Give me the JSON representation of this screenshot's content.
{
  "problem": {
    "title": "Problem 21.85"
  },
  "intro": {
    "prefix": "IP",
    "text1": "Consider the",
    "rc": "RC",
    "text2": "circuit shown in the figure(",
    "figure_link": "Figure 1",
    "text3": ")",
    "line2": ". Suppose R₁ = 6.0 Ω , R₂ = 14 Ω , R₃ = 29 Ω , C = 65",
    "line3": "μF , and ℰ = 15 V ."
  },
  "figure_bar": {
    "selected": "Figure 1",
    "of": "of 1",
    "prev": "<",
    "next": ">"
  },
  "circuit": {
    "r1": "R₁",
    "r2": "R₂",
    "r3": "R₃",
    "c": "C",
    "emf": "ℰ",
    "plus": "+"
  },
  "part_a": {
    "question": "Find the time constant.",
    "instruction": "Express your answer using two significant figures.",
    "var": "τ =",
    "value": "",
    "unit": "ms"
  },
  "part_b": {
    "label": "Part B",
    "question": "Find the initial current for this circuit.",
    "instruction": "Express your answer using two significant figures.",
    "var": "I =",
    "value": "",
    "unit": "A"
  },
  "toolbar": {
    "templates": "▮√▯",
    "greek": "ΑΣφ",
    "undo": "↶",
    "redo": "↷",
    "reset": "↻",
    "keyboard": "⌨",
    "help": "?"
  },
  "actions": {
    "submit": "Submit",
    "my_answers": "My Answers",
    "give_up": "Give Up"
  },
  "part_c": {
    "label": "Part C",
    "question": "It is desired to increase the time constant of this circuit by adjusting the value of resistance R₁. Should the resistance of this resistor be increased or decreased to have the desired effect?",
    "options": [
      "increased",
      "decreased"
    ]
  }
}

□ □ □ □

Nothing in the listing may be changed; retype it all exactly.

» **ANSWER TO THE PROBLEM**
Give me the JSON representation of this screenshot's content.
{
  "problem": {
    "title": "Problem 21.85"
  },
  "intro": {
    "prefix": "IP",
    "text1": "Consider the",
    "rc": "RC",
    "text2": "circuit shown in the figure(",
    "figure_link": "Figure 1",
    "text3": ")",
    "line2": ". Suppose R₁ = 6.0 Ω , R₂ = 14 Ω , R₃ = 29 Ω , C = 65",
    "line3": "μF , and ℰ = 15 V ."
  },
  "figure_bar": {
    "selected": "Figure 1",
    "of": "of 1",
    "prev": "<",
    "next": ">"
  },
  "circuit": {
    "r1": "R₁",
    "r2": "R₂",
    "r3": "R₃",
    "c": "C",
    "emf": "ℰ",
    "plus": "+"
  },
  "part_a": {
    "question": "Find the time constant.",
    "instruction": "Express your answer using two significant figures.",
    "var": "τ =",
    "value": "",
    "unit": "ms"
  },
  "part_b": {
    "label": "Part B",
    "question": "Find the initial current for this circuit.",
    "instruction": "Express your answer using two significant figures.",
    "var": "I =",
    "value": "",
    "unit": "A"
  },
  "toolbar": {
    "templates": "▮√▯",
    "greek": "ΑΣφ",
    "undo": "↶",
    "redo": "↷",
    "reset": "↻",
    "keyboard": "⌨",
    "help": "?"
  },
  "actions": {
    "submit": "Submit",
    "my_answers": "My Answers",
    "give_up": "Give Up"
  },
  "part_c": {
    "label": "Part C",
    "question": "It is desired to increase the time constant of this circuit by adjusting the value of resistance R₁. Should the resistance of this resistor be increased or decreased to have the desired effect?",
    "options": [
      "increased",
      "decreased"
    ]
  }
}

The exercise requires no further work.